▶ [WHAT IS NEEDED] Reproduce every entry exactly, without alteration.

▶ [GIVEN ENTRIES]
# # # # # # #

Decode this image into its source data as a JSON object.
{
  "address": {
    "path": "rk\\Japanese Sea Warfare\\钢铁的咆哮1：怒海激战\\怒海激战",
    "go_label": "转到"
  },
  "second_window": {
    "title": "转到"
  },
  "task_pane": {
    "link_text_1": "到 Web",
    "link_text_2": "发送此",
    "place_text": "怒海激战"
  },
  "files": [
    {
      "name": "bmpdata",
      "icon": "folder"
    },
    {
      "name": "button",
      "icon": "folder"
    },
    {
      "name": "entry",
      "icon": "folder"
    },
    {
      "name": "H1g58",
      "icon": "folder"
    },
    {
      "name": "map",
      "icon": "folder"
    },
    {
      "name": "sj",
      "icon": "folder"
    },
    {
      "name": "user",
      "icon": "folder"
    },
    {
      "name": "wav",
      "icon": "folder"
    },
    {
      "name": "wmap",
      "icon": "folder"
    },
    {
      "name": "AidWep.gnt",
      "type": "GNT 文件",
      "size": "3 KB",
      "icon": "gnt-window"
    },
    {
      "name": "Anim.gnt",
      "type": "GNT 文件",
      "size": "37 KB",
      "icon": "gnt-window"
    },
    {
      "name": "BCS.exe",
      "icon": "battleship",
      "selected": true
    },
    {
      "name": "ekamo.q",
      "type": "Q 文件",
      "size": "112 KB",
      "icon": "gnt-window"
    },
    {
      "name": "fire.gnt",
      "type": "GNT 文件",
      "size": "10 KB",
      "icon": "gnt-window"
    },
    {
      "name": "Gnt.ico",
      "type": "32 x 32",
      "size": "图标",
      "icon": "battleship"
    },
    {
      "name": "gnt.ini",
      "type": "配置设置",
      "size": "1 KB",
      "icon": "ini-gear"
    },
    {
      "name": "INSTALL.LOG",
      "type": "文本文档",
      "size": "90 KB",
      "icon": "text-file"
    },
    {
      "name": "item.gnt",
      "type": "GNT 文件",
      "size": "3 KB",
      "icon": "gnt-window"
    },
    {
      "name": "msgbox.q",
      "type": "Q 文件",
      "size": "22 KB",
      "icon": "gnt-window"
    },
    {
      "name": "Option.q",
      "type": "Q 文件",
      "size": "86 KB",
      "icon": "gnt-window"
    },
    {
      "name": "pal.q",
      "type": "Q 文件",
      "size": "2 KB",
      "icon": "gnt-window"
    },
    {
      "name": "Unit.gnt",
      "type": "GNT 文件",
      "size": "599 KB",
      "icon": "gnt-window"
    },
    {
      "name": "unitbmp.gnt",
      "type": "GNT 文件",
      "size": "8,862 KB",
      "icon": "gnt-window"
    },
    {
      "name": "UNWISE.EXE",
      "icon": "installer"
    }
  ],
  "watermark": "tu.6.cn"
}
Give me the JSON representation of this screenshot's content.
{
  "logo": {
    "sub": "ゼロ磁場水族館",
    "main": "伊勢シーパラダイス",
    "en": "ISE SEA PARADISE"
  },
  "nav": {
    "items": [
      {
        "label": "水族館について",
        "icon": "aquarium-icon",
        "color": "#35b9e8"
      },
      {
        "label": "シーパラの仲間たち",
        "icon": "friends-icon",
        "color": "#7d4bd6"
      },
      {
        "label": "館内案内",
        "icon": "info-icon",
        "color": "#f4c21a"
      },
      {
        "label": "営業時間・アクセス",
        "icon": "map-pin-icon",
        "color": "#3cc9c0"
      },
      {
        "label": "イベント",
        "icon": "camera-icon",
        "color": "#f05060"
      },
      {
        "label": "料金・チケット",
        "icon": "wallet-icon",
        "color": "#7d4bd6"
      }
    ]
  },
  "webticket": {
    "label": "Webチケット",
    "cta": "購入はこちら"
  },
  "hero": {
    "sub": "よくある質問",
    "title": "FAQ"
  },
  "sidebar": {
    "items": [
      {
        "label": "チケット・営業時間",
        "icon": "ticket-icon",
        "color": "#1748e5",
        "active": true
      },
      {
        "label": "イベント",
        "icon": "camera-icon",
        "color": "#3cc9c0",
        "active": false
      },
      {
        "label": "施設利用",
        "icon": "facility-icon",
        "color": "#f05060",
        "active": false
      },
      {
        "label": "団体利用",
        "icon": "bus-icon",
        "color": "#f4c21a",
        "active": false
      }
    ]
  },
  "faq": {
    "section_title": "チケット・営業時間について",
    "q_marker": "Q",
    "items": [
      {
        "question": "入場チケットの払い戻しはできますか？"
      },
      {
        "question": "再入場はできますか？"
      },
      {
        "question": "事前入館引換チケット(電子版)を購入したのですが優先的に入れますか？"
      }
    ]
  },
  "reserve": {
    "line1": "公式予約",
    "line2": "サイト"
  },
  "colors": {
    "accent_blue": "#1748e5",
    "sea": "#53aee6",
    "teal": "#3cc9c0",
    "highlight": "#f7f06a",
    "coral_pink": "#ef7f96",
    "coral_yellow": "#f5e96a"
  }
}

# # # # # # #

▶ [RIGHT ANSWER]
Decode this image into its source data as a JSON object.
{
  "address": {
    "path": "rk\\Japanese Sea Warfare\\钢铁的咆哮1：怒海激战\\怒海激战",
    "go_label": "转到"
  },
  "second_window": {
    "title": "转到"
  },
  "task_pane": {
    "link_text_1": "到 Web",
    "link_text_2": "发送此",
    "place_text": "怒海激战"
  },
  "files": [
    {
      "name": "bmpdata",
      "icon": "folder"
    },
    {
      "name": "button",
      "icon": "folder"
    },
    {
      "name": "entry",
      "icon": "folder"
    },
    {
      "name": "H1g58",
      "icon": "folder"
    },
    {
      "name": "map",
      "icon": "folder"
    },
    {
      "name": "sj",
      "icon": "folder"
    },
    {
      "name": "user",
      "icon": "folder"
    },
    {
      "name": "wav",
      "icon": "folder"
    },
    {
      "name": "wmap",
      "icon": "folder"
    },
    {
      "name": "AidWep.gnt",
      "type": "GNT 文件",
      "size": "3 KB",
      "icon": "gnt-window"
    },
    {
      "name": "Anim.gnt",
      "type": "GNT 文件",
      "size": "37 KB",
      "icon": "gnt-window"
    },
    {
      "name": "BCS.exe",
      "icon": "battleship",
      "selected": true
    },
    {
      "name": "ekamo.q",
      "type": "Q 文件",
      "size": "112 KB",
      "icon": "gnt-window"
    },
    {
      "name": "fire.gnt",
      "type": "GNT 文件",
      "size": "10 KB",
      "icon": "gnt-window"
    },
    {
      "name": "Gnt.ico",
      "type": "32 x 32",
      "size": "图标",
      "icon": "battleship"
    },
    {
      "name": "gnt.ini",
      "type": "配置设置",
      "size": "1 KB",
      "icon": "ini-gear"
    },
    {
      "name": "INSTALL.LOG",
      "type": "文本文档",
      "size": "90 KB",
      "icon": "text-file"
    },
    {
      "name": "item.gnt",
      "type": "GNT 文件",
      "size": "3 KB",
      "icon": "gnt-window"
    },
    {
      "name": "msgbox.q",
      "type": "Q 文件",
      "size": "22 KB",
      "icon": "gnt-window"
    },
    {
      "name": "Option.q",
      "type": "Q 文件",
      "size": "86 KB",
      "icon": "gnt-window"
    },
    {
      "name": "pal.q",
      "type": "Q 文件",
      "size": "2 KB",
      "icon": "gnt-window"
    },
    {
      "name": "Unit.gnt",
      "type": "GNT 文件",
      "size": "599 KB",
      "icon": "gnt-window"
    },
    {
      "name": "unitbmp.gnt",
      "type": "GNT 文件",
      "size": "8,862 KB",
      "icon": "gnt-window"
    },
    {
      "name": "UNWISE.EXE",
      "icon": "installer"
    }
  ],
  "watermark": "tu.6.cn"
}
Give me the JSON representation of this screenshot's content.
{
  "logo": {
    "sub": "ゼロ磁場水族館",
    "main": "伊勢シーパラダイス",
    "en": "ISE SEA PARADISE"
  },
  "nav": {
    "items": [
      {
        "label": "水族館について",
        "icon": "aquarium-icon",
        "color": "#35b9e8"
      },
      {
        "label": "シーパラの仲間たち",
        "icon": "friends-icon",
        "color": "#7d4bd6"
      },
      {
        "label": "館内案内",
        "icon": "info-icon",
        "color": "#f4c21a"
      },
      {
        "label": "営業時間・アクセス",
        "icon": "map-pin-icon",
        "color": "#3cc9c0"
      },
      {
        "label": "イベント",
        "icon": "camera-icon",
        "color": "#f05060"
      },
      {
        "label": "料金・チケット",
        "icon": "wallet-icon",
        "color": "#7d4bd6"
      }
    ]
  },
  "webticket": {
    "label": "Webチケット",
    "cta": "購入はこちら"
  },
  "hero": {
    "sub": "よくある質問",
    "title": "FAQ"
  },
  "sidebar": {
    "items": [
      {
        "label": "チケット・営業時間",
        "icon": "ticket-icon",
        "color": "#1748e5",
        "active": true
      },
      {
        "label": "イベント",
        "icon": "camera-icon",
        "color": "#3cc9c0",
        "active": false
      },
      {
        "label": "施設利用",
        "icon": "facility-icon",
        "color": "#f05060",
        "active": false
      },
      {
        "label": "団体利用",
        "icon": "bus-icon",
        "color": "#f4c21a",
        "active": false
      }
    ]
  },
  "faq": {
    "section_title": "チケット・営業時間について",
    "q_marker": "Q",
    "items": [
      {
        "question": "入場チケットの払い戻しはできますか？"
      },
      {
        "question": "再入場はできますか？"
      },
      {
        "question": "事前入館引換チケット(電子版)を購入したのですが優先的に入れますか？"
      }
    ]
  },
  "reserve": {
    "line1": "公式予約",
    "line2": "サイト"
  },
  "colors": {
    "accent_blue": "#1748e5",
    "sea": "#53aee6",
    "teal": "#3cc9c0",
    "highlight": "#f7f06a",
    "coral_pink": "#ef7f96",
    "coral_yellow": "#f5e96a"
  }
}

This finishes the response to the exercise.